### PROMPT
Check each line of the listing, and copy it if it contains the word "name".

### WORKING DATA
## BEGIN

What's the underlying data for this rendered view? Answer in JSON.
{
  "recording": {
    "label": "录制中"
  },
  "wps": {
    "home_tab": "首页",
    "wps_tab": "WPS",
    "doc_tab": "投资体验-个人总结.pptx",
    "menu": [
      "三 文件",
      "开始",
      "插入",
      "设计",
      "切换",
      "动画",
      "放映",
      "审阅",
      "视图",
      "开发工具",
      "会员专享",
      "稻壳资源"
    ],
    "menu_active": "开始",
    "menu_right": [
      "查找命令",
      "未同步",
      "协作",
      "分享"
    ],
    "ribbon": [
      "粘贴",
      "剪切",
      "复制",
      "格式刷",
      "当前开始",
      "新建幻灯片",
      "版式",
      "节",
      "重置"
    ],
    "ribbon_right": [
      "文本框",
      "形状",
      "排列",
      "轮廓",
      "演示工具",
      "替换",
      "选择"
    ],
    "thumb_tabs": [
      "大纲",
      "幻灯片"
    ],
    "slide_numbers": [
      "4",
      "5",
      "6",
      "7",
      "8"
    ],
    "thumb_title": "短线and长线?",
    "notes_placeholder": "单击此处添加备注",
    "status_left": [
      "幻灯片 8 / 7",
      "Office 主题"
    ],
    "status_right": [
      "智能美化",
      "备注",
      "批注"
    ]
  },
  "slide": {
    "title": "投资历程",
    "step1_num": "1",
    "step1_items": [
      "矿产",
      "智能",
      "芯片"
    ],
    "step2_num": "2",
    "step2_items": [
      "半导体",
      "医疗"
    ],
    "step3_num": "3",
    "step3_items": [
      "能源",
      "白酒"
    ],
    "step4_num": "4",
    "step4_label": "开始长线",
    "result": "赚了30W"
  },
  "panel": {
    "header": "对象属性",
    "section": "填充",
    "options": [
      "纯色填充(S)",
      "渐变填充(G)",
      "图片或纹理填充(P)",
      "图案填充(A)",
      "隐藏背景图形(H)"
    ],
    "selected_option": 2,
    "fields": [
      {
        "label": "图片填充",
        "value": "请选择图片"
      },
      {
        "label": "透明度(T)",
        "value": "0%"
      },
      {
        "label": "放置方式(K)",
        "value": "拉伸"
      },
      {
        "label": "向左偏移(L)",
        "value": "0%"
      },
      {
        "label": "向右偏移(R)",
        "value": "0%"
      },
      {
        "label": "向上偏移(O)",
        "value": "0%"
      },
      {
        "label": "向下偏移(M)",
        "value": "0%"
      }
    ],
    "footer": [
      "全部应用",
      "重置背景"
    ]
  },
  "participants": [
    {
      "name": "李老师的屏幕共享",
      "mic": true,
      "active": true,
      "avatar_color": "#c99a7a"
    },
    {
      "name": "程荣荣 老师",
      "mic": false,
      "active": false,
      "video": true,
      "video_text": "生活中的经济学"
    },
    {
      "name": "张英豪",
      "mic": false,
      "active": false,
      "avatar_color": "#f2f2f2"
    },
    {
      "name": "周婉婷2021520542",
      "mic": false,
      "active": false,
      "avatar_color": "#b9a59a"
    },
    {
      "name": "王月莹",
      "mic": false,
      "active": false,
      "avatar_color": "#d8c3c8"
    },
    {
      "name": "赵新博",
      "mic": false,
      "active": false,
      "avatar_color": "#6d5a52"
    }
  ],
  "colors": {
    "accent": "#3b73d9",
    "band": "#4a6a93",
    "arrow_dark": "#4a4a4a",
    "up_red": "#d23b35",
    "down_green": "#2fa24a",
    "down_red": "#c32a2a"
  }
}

## END

### OUTPUT
      "name": "李老师的屏幕共享",
      "name": "程荣荣 老师",
      "name": "张英豪",
      "name": "周婉婷2021520542",
      "name": "王月莹",
      "name": "赵新博",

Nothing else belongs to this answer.